REQUIRED TASK:
Return all lines that include the string "Bengaluru".

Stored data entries
## Begin

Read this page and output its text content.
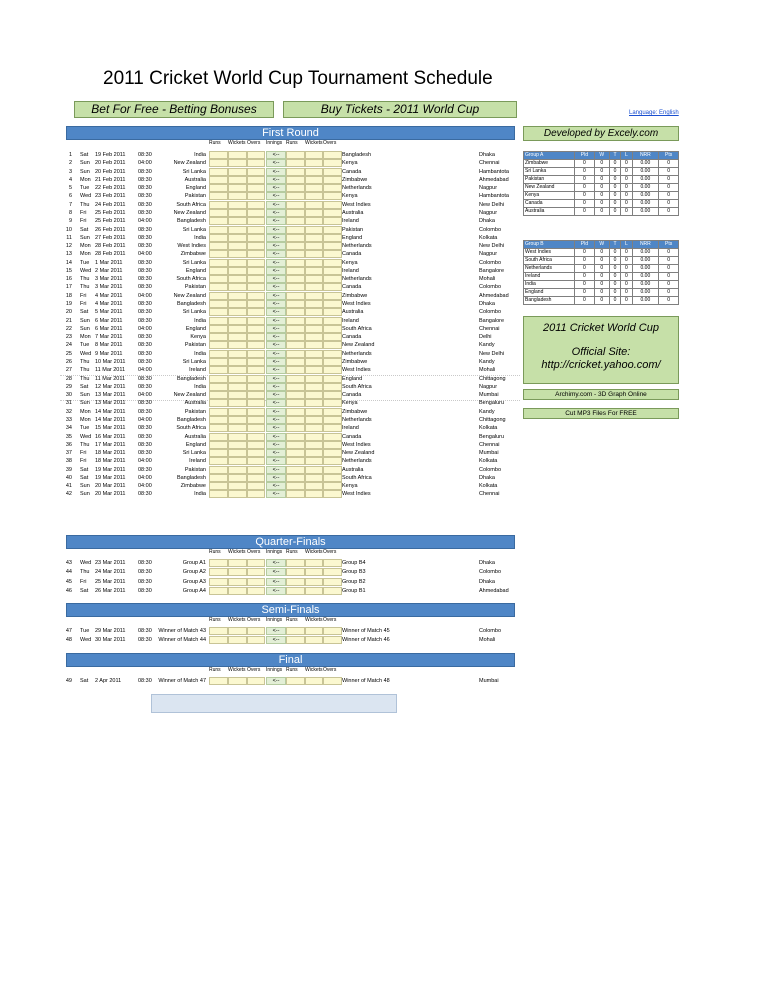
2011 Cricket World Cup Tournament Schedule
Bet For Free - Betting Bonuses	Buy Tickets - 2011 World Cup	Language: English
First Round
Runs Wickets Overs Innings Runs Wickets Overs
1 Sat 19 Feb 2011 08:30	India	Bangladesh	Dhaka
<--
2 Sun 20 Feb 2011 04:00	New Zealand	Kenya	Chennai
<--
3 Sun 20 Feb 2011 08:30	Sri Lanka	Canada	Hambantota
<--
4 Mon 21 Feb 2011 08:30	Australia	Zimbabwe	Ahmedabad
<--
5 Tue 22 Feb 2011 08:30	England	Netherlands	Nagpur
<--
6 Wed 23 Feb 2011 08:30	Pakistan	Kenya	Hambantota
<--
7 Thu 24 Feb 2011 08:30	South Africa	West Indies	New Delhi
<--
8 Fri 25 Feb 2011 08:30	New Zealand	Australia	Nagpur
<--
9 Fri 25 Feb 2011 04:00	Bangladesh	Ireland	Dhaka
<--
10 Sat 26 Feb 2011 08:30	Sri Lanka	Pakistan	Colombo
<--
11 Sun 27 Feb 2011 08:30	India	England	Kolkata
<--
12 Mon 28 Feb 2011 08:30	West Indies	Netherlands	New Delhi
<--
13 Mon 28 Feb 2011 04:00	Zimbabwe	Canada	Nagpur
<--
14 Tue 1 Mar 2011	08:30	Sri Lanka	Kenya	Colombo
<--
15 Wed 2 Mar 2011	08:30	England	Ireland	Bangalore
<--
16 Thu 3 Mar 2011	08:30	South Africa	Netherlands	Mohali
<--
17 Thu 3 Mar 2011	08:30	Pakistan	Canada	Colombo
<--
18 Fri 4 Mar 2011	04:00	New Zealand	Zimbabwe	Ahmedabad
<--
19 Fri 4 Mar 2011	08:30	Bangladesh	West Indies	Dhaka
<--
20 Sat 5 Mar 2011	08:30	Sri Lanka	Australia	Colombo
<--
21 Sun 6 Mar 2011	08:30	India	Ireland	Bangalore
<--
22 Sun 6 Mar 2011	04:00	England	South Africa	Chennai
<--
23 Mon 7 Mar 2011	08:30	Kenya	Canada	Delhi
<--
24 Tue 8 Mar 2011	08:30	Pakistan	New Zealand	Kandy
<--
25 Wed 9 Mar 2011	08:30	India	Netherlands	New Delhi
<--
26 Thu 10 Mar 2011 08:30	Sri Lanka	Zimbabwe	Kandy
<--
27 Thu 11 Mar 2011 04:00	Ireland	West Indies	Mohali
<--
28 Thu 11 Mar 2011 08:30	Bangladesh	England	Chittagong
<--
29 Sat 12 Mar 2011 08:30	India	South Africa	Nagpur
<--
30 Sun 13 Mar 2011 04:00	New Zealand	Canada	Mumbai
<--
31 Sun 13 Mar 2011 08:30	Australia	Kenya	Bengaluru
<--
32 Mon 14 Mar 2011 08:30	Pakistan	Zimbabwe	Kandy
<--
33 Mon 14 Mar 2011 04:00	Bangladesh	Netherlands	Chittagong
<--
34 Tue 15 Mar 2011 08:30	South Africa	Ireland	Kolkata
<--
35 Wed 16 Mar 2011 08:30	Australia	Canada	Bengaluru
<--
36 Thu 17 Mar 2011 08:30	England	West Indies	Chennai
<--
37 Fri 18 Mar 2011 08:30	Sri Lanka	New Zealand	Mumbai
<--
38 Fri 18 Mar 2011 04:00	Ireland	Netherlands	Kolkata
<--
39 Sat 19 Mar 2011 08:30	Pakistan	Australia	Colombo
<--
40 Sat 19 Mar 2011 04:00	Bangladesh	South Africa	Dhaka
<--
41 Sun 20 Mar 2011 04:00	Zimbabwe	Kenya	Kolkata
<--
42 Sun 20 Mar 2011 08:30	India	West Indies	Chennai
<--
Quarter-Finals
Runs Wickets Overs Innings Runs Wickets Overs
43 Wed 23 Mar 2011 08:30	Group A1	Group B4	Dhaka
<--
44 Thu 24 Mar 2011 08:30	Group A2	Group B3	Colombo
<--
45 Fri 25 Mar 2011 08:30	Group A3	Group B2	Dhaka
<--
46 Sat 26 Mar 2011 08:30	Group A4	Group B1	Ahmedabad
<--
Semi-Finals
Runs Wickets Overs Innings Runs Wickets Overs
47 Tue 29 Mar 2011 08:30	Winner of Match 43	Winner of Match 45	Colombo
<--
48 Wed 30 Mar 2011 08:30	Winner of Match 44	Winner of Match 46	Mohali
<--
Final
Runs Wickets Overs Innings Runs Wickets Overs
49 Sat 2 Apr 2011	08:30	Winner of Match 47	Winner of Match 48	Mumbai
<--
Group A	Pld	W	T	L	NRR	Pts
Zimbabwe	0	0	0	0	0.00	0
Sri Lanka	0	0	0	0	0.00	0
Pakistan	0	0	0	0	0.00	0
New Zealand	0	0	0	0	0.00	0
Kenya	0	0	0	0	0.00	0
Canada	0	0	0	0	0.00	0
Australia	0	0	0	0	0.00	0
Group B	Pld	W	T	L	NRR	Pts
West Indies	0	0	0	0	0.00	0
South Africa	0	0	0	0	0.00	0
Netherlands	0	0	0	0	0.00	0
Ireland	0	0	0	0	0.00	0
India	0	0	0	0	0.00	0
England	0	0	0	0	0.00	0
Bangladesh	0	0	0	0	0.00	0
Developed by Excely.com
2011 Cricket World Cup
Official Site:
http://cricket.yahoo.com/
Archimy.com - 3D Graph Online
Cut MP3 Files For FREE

## End
## Begin

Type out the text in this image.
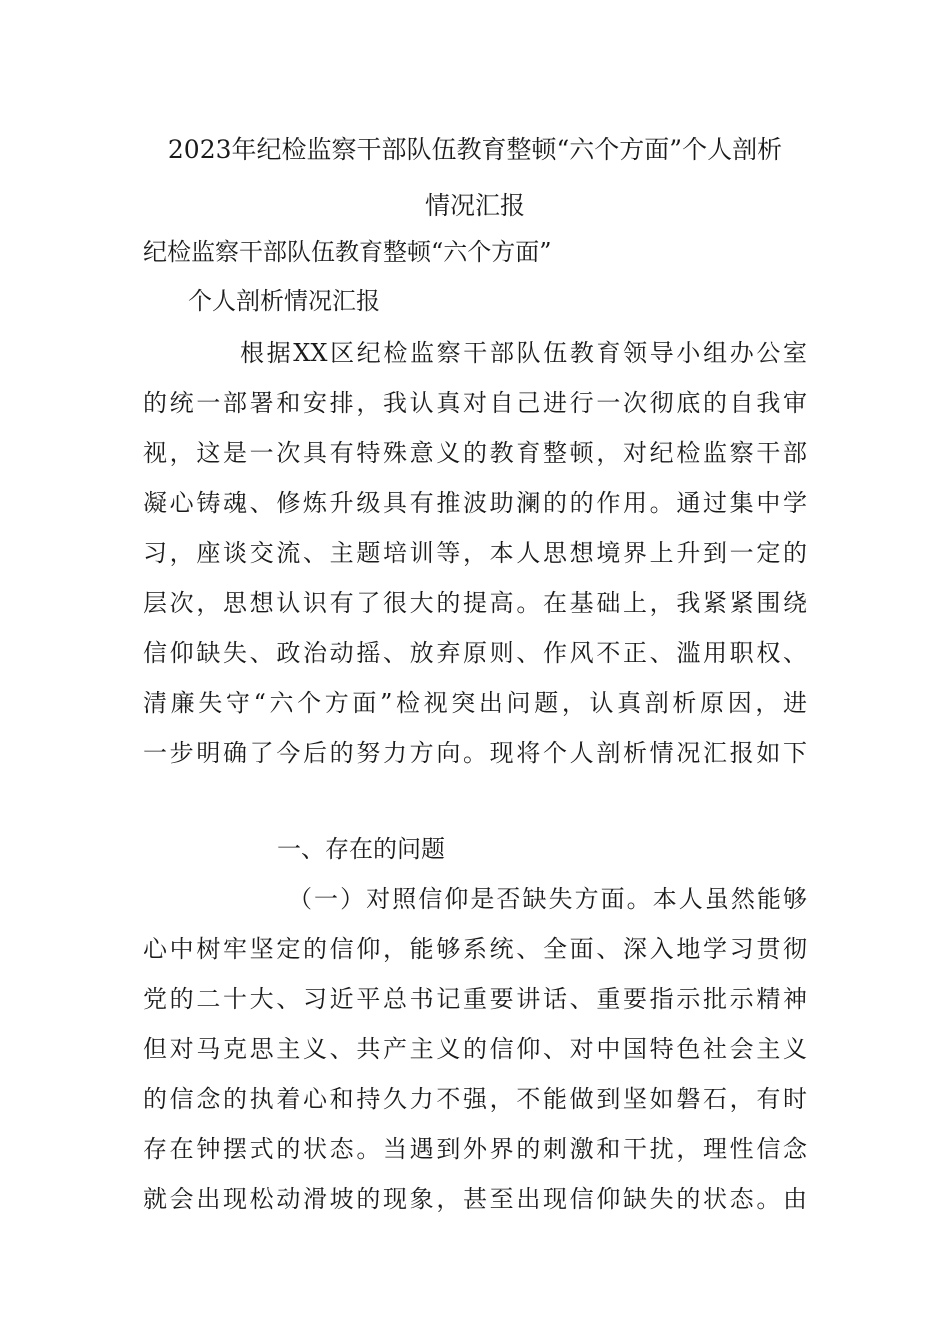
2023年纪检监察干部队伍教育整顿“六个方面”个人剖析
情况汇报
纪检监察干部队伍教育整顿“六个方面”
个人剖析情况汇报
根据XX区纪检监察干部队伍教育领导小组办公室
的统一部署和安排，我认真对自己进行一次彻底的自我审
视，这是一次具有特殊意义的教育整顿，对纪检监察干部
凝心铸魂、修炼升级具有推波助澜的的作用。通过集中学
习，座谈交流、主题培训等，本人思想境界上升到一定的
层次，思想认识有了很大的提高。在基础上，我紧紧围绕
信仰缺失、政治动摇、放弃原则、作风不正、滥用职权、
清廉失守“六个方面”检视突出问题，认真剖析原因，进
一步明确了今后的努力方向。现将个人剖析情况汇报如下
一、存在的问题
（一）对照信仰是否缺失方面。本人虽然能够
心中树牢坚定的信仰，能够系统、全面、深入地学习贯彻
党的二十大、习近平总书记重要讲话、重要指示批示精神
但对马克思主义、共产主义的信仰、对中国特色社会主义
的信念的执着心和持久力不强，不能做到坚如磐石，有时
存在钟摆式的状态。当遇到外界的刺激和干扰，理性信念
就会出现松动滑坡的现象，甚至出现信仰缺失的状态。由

## End
## Begin

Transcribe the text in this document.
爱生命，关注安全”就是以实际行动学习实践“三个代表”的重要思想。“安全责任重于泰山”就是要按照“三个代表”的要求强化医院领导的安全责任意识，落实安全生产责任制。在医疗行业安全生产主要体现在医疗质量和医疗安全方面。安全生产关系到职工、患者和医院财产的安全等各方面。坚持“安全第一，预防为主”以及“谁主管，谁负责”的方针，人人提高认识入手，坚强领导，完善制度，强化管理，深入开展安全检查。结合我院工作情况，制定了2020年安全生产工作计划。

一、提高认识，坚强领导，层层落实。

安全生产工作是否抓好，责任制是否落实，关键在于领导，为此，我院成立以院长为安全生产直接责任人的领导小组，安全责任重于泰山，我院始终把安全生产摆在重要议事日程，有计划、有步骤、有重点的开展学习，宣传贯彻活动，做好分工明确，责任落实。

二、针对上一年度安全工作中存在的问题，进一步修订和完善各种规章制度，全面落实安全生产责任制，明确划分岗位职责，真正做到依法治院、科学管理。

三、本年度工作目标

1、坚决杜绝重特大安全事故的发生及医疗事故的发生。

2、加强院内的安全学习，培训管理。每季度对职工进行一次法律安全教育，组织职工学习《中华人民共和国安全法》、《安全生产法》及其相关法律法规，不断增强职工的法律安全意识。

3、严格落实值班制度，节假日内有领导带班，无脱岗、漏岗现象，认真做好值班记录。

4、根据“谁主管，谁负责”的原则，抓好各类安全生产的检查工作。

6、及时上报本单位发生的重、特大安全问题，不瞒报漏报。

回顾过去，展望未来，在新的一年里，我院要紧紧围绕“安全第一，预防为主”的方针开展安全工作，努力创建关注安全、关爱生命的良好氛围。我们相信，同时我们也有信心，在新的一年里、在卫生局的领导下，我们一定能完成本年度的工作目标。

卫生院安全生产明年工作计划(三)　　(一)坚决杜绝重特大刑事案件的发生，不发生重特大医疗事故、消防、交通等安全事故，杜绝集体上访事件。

## End

WRITTEN RESPONSE:
31 Sun 13 Mar 2011 08:30	Australia	Kenya	Bengaluru
35 Wed 16 Mar 2011 08:30	Australia	Canada	Bengaluru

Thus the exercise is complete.